* WHAT THE EXERCISE ASKS
What follows is a set of records; restate each one word for word and drop the pictures.

* INFORMATION SHOWN
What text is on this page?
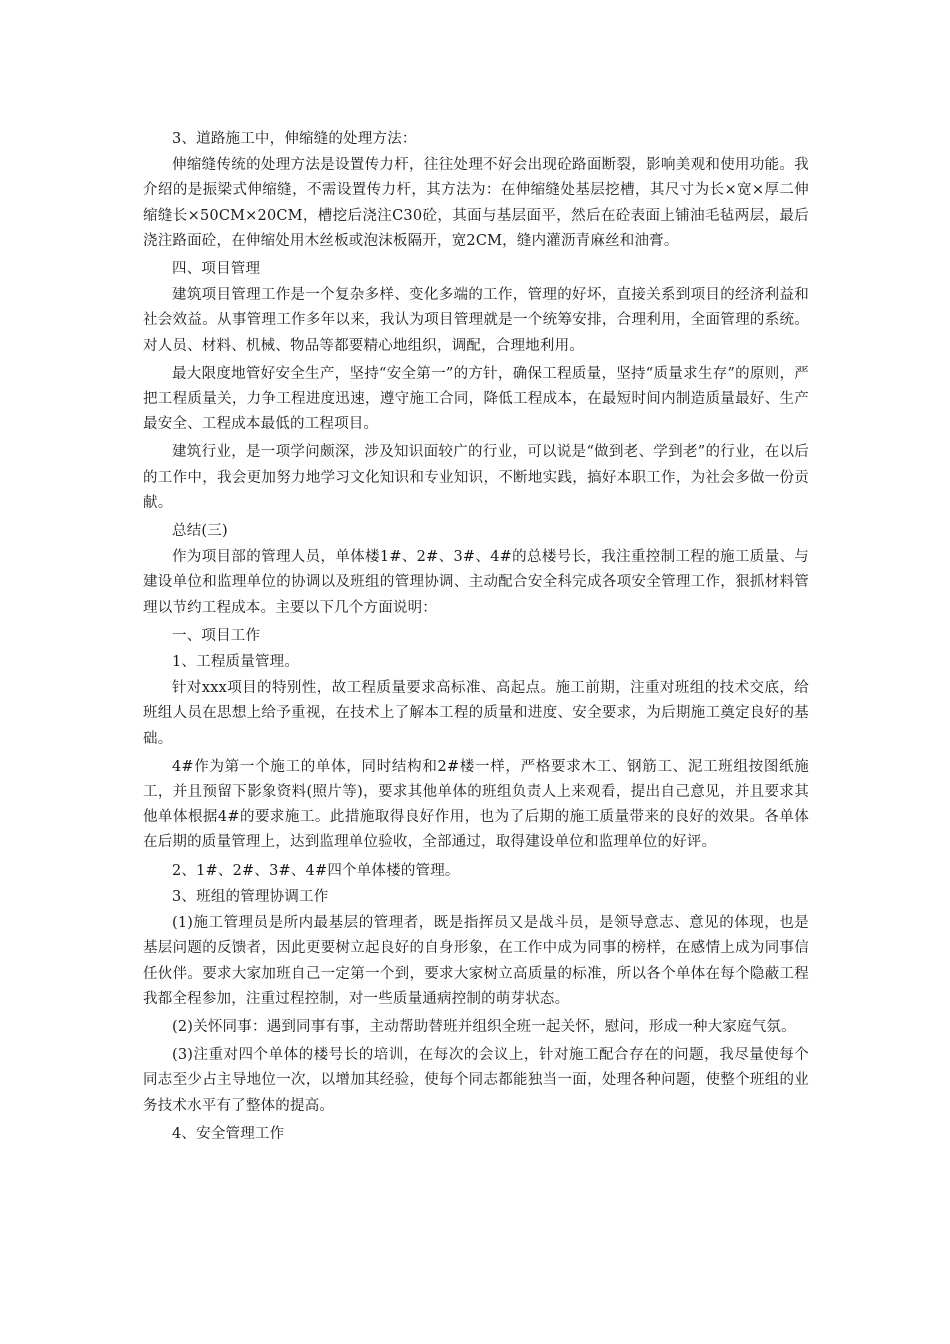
3、道路施工中，伸缩缝的处理方法：

伸缩缝传统的处理方法是设置传力杆，往往处理不好会出现砼路面断裂，影响美观和使用功能。我介绍的是振梁式伸缩缝，不需设置传力杆，其方法为：在伸缩缝处基层挖槽，其尺寸为长×宽×厚二伸缩缝长×50CM×20CM，槽挖后浇注C30砼，其面与基层面平，然后在砼表面上铺油毛毡两层，最后浇注路面砼，在伸缩处用木丝板或泡沫板隔开，宽2CM，缝内灌沥青麻丝和油膏。

四、项目管理

建筑项目管理工作是一个复杂多样、变化多端的工作，管理的好坏，直接关系到项目的经济利益和社会效益。从事管理工作多年以来，我认为项目管理就是一个统筹安排，合理利用，全面管理的系统。对人员、材料、机械、物品等都要精心地组织，调配，合理地利用。

最大限度地管好安全生产，坚持“安全第一”的方针，确保工程质量，坚持“质量求生存”的原则，严把工程质量关，力争工程进度迅速，遵守施工合同，降低工程成本，在最短时间内制造质量最好、生产最安全、工程成本最低的工程项目。

建筑行业，是一项学问颇深，涉及知识面较广的行业，可以说是“做到老、学到老”的行业，在以后的工作中，我会更加努力地学习文化知识和专业知识，不断地实践，搞好本职工作，为社会多做一份贡献。

总结(三)

作为项目部的管理人员，单体楼1#、2#、3#、4#的总楼号长，我注重控制工程的施工质量、与建设单位和监理单位的协调以及班组的管理协调、主动配合安全科完成各项安全管理工作，狠抓材料管理以节约工程成本。主要以下几个方面说明：

一、项目工作

1、工程质量管理。

针对xxx项目的特别性，故工程质量要求高标准、高起点。施工前期，注重对班组的技术交底，给班组人员在思想上给予重视，在技术上了解本工程的质量和进度、安全要求，为后期施工奠定良好的基础。

4#作为第一个施工的单体，同时结构和2#楼一样，严格要求木工、钢筋工、泥工班组按图纸施工，并且预留下影象资料(照片等)，要求其他单体的班组负责人上来观看，提出自己意见，并且要求其他单体根据4#的要求施工。此措施取得良好作用，也为了后期的施工质量带来的良好的效果。各单体在后期的质量管理上，达到监理单位验收，全部通过，取得建设单位和监理单位的好评。

2、1#、2#、3#、4#四个单体楼的管理。

3、班组的管理协调工作

(1)施工管理员是所内最基层的管理者，既是指挥员又是战斗员，是领导意志、意见的体现，也是基层问题的反馈者，因此更要树立起良好的自身形象，在工作中成为同事的榜样，在感情上成为同事信任伙伴。要求大家加班自己一定第一个到，要求大家树立高质量的标准，所以各个单体在每个隐蔽工程我都全程参加，注重过程控制，对一些质量通病控制的萌芽状态。

(2)关怀同事：遇到同事有事，主动帮助替班并组织全班一起关怀，慰问，形成一种大家庭气氛。

(3)注重对四个单体的楼号长的培训，在每次的会议上，针对施工配合存在的问题，我尽量使每个同志至少占主导地位一次，以增加其经验，使每个同志都能独当一面，处理各种问题，使整个班组的业务技术水平有了整体的提高。

4、安全管理工作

* IN RESPONSE
What text is on this page?
3、道路施工中，伸缩缝的处理方法：

伸缩缝传统的处理方法是设置传力杆，往往处理不好会出现砼路面断裂，影响美观和使用功能。我介绍的是振梁式伸缩缝，不需设置传力杆，其方法为：在伸缩缝处基层挖槽，其尺寸为长×宽×厚二伸缩缝长×50CM×20CM，槽挖后浇注C30砼，其面与基层面平，然后在砼表面上铺油毛毡两层，最后浇注路面砼，在伸缩处用木丝板或泡沫板隔开，宽2CM，缝内灌沥青麻丝和油膏。

四、项目管理

建筑项目管理工作是一个复杂多样、变化多端的工作，管理的好坏，直接关系到项目的经济利益和社会效益。从事管理工作多年以来，我认为项目管理就是一个统筹安排，合理利用，全面管理的系统。对人员、材料、机械、物品等都要精心地组织，调配，合理地利用。

最大限度地管好安全生产，坚持“安全第一”的方针，确保工程质量，坚持“质量求生存”的原则，严把工程质量关，力争工程进度迅速，遵守施工合同，降低工程成本，在最短时间内制造质量最好、生产最安全、工程成本最低的工程项目。

建筑行业，是一项学问颇深，涉及知识面较广的行业，可以说是“做到老、学到老”的行业，在以后的工作中，我会更加努力地学习文化知识和专业知识，不断地实践，搞好本职工作，为社会多做一份贡献。

总结(三)

作为项目部的管理人员，单体楼1#、2#、3#、4#的总楼号长，我注重控制工程的施工质量、与建设单位和监理单位的协调以及班组的管理协调、主动配合安全科完成各项安全管理工作，狠抓材料管理以节约工程成本。主要以下几个方面说明：

一、项目工作

1、工程质量管理。

针对xxx项目的特别性，故工程质量要求高标准、高起点。施工前期，注重对班组的技术交底，给班组人员在思想上给予重视，在技术上了解本工程的质量和进度、安全要求，为后期施工奠定良好的基础。

4#作为第一个施工的单体，同时结构和2#楼一样，严格要求木工、钢筋工、泥工班组按图纸施工，并且预留下影象资料(照片等)，要求其他单体的班组负责人上来观看，提出自己意见，并且要求其他单体根据4#的要求施工。此措施取得良好作用，也为了后期的施工质量带来的良好的效果。各单体在后期的质量管理上，达到监理单位验收，全部通过，取得建设单位和监理单位的好评。

2、1#、2#、3#、4#四个单体楼的管理。

3、班组的管理协调工作

(1)施工管理员是所内最基层的管理者，既是指挥员又是战斗员，是领导意志、意见的体现，也是基层问题的反馈者，因此更要树立起良好的自身形象，在工作中成为同事的榜样，在感情上成为同事信任伙伴。要求大家加班自己一定第一个到，要求大家树立高质量的标准，所以各个单体在每个隐蔽工程我都全程参加，注重过程控制，对一些质量通病控制的萌芽状态。

(2)关怀同事：遇到同事有事，主动帮助替班并组织全班一起关怀，慰问，形成一种大家庭气氛。

(3)注重对四个单体的楼号长的培训，在每次的会议上，针对施工配合存在的问题，我尽量使每个同志至少占主导地位一次，以增加其经验，使每个同志都能独当一面，处理各种问题，使整个班组的业务技术水平有了整体的提高。

4、安全管理工作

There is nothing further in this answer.